* _DIRECTIONS FOR THIS TASK_:
Copy the line containing "Give me the JSON representation of this screenshot's content.", then all lines after it up to and including the final line of the material, exactly and without additions.

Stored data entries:
==========

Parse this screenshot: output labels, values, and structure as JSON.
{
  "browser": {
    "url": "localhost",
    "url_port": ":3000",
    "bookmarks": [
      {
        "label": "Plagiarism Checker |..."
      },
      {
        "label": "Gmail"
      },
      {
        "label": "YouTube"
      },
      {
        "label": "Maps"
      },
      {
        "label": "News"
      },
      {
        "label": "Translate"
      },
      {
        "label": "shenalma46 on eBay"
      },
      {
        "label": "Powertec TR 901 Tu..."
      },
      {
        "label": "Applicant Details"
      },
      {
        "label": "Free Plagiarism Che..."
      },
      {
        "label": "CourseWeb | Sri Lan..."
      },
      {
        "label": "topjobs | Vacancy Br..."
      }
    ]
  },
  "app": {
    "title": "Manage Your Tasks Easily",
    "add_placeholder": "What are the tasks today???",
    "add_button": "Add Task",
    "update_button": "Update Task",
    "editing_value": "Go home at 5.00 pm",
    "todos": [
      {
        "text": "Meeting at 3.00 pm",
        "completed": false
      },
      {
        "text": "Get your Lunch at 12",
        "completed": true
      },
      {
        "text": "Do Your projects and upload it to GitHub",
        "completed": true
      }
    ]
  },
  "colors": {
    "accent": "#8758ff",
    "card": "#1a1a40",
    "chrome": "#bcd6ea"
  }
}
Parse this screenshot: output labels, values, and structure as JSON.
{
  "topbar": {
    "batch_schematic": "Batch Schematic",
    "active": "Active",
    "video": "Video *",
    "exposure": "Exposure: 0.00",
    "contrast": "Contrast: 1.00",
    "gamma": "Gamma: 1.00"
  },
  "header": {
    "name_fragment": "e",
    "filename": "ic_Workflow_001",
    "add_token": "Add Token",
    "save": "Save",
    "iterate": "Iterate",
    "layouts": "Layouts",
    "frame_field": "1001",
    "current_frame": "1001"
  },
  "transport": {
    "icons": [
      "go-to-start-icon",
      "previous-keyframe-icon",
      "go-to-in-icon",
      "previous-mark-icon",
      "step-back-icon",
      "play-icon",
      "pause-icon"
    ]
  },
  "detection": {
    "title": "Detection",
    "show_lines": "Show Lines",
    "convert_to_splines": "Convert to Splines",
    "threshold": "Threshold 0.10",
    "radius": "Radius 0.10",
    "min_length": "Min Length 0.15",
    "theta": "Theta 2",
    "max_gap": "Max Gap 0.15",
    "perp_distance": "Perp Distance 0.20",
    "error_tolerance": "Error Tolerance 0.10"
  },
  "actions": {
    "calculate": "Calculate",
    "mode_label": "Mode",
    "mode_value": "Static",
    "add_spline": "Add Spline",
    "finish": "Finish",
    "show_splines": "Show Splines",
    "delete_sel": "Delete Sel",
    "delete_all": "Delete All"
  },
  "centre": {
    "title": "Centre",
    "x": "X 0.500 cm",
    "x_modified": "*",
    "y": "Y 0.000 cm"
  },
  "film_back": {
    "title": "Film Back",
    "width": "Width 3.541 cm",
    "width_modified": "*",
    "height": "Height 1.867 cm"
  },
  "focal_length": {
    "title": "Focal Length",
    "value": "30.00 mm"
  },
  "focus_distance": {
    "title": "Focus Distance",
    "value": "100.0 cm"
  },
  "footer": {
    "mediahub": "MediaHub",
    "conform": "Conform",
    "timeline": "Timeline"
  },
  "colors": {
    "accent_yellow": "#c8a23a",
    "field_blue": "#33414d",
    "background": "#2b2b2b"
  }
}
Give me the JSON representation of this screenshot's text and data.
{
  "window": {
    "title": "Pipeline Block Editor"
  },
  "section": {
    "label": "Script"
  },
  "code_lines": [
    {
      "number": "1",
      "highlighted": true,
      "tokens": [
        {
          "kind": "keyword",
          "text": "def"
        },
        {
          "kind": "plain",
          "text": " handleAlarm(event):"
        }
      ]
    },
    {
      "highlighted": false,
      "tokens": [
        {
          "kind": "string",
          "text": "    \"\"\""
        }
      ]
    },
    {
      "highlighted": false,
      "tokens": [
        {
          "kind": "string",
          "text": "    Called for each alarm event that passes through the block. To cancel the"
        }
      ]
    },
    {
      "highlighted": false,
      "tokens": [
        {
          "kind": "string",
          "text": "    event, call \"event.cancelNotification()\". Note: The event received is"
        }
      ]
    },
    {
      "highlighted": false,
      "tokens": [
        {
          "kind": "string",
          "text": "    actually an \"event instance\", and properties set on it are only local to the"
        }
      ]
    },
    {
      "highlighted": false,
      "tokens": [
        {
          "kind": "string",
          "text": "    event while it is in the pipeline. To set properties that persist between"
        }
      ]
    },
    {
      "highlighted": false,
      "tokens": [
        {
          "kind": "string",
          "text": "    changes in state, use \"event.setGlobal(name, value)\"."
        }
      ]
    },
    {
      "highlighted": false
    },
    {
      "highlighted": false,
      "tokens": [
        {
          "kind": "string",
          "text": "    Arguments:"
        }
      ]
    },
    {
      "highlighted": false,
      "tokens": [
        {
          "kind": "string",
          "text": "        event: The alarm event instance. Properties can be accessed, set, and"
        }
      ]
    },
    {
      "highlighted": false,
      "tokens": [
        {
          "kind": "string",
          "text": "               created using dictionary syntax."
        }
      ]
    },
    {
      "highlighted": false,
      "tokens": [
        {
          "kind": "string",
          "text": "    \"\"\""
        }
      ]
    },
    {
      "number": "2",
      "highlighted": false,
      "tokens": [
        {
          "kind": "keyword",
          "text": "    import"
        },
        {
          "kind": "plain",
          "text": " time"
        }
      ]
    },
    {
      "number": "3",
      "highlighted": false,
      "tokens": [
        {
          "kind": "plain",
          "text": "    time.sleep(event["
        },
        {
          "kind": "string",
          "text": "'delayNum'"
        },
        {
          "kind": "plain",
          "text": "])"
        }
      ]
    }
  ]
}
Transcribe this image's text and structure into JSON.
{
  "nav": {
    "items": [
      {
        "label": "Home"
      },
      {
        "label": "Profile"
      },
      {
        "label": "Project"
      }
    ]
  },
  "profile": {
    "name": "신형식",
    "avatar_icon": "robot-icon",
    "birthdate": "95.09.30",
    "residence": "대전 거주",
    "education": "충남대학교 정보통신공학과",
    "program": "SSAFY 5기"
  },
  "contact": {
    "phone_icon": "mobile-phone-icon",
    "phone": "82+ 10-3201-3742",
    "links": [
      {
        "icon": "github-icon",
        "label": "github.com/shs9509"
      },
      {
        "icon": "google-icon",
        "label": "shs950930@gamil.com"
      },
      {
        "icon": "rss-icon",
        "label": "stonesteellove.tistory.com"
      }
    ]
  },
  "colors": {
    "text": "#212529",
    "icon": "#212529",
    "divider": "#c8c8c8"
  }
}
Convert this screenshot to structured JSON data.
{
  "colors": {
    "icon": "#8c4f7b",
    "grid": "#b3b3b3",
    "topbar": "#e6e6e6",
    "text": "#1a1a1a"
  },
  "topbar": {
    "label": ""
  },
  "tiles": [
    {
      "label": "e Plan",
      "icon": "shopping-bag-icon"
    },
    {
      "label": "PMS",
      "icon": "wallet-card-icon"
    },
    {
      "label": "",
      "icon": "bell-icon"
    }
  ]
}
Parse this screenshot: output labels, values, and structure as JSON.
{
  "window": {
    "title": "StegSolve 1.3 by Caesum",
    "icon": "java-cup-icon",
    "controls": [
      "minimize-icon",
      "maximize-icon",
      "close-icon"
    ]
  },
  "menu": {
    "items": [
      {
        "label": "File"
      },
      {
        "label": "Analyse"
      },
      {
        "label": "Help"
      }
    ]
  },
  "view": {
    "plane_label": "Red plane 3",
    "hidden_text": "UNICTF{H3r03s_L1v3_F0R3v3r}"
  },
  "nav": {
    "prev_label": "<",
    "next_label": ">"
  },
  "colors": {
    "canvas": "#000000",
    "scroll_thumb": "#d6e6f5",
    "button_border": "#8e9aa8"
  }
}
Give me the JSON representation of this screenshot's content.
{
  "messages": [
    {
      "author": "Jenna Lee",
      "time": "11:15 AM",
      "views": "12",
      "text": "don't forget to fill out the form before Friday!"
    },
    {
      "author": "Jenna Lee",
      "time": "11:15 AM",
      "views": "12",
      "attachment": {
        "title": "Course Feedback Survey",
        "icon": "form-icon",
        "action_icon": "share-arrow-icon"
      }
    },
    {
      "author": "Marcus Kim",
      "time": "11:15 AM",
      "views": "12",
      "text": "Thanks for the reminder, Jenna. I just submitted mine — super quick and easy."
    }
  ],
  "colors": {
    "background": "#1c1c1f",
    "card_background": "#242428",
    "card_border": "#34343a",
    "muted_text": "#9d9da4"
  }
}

==========

* _COMPLETED TASK_:
Give me the JSON representation of this screenshot's content.
{
  "messages": [
    {
      "author": "Jenna Lee",
      "time": "11:15 AM",
      "views": "12",
      "text": "don't forget to fill out the form before Friday!"
    },
    {
      "author": "Jenna Lee",
      "time": "11:15 AM",
      "views": "12",
      "attachment": {
        "title": "Course Feedback Survey",
        "icon": "form-icon",
        "action_icon": "share-arrow-icon"
      }
    },
    {
      "author": "Marcus Kim",
      "time": "11:15 AM",
      "views": "12",
      "text": "Thanks for the reminder, Jenna. I just submitted mine — super quick and easy."
    }
  ],
  "colors": {
    "background": "#1c1c1f",
    "card_background": "#242428",
    "card_border": "#34343a",
    "muted_text": "#9d9da4"
  }
}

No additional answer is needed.